◆ Data to use:
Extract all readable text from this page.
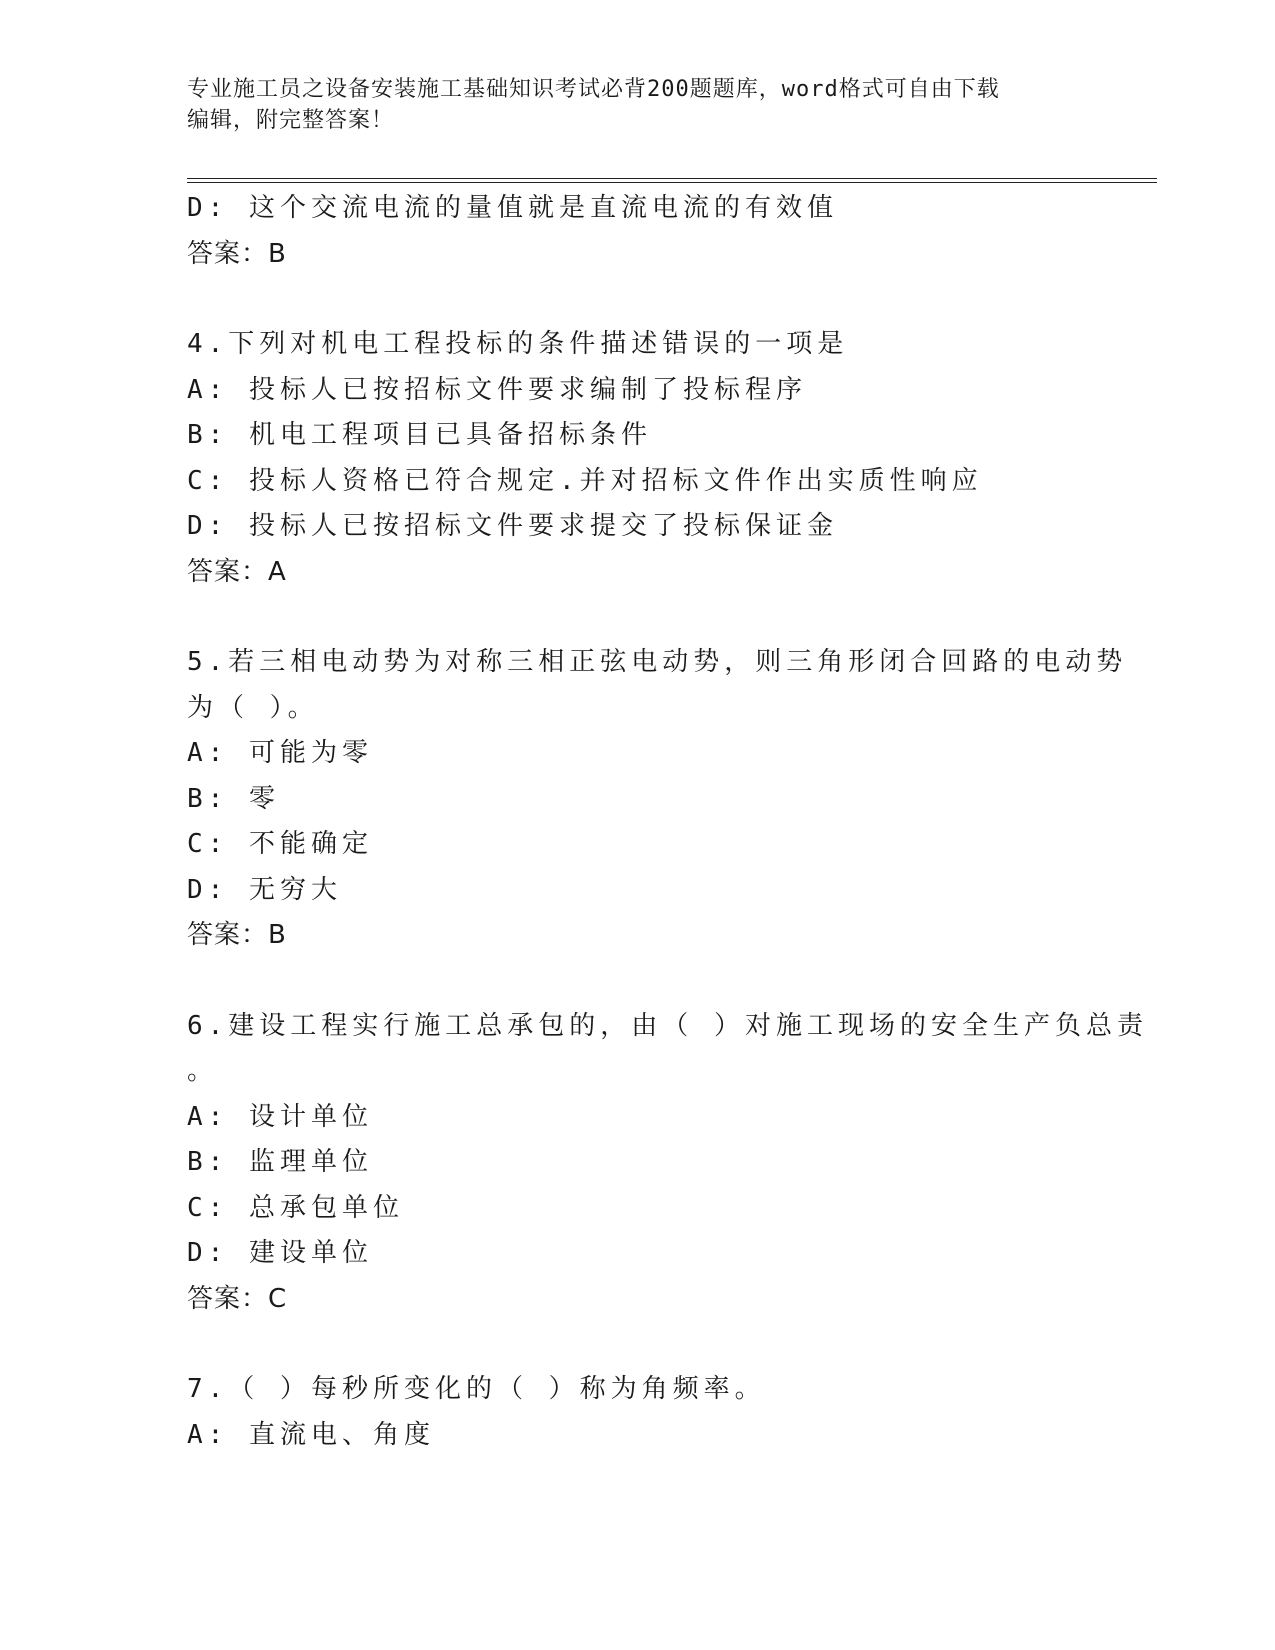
专业施工员之设备安装施工基础知识考试必背200题题库，word格式可自由下载
编辑，附完整答案！
D: 这个交流电流的量值就是直流电流的有效值
答案：B
4.下列对机电工程投标的条件描述错误的一项是
A: 投标人已按招标文件要求编制了投标程序
B: 机电工程项目已具备招标条件
C: 投标人资格已符合规定.并对招标文件作出实质性响应
D: 投标人已按招标文件要求提交了投标保证金
答案：A
5.若三相电动势为对称三相正弦电动势，则三角形闭合回路的电动势
为（ ）。
A: 可能为零
B: 零
C: 不能确定
D: 无穷大
答案：B
6.建设工程实行施工总承包的，由（ ）对施工现场的安全生产负总责
。
A: 设计单位
B: 监理单位
C: 总承包单位
D: 建设单位
答案：C
7.（ ）每秒所变化的（ ）称为角频率。
A: 直流电、角度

◆ Written task:
Nothing but the pictures may be dropped; output the records above exactly.

◆ Expected output:
Extract all readable text from this page.
专业施工员之设备安装施工基础知识考试必背200题题库，word格式可自由下载
编辑，附完整答案！
D: 这个交流电流的量值就是直流电流的有效值
答案：B
4.下列对机电工程投标的条件描述错误的一项是
A: 投标人已按招标文件要求编制了投标程序
B: 机电工程项目已具备招标条件
C: 投标人资格已符合规定.并对招标文件作出实质性响应
D: 投标人已按招标文件要求提交了投标保证金
答案：A
5.若三相电动势为对称三相正弦电动势，则三角形闭合回路的电动势
为（ ）。
A: 可能为零
B: 零
C: 不能确定
D: 无穷大
答案：B
6.建设工程实行施工总承包的，由（ ）对施工现场的安全生产负总责
。
A: 设计单位
B: 监理单位
C: 总承包单位
D: 建设单位
答案：C
7.（ ）每秒所变化的（ ）称为角频率。
A: 直流电、角度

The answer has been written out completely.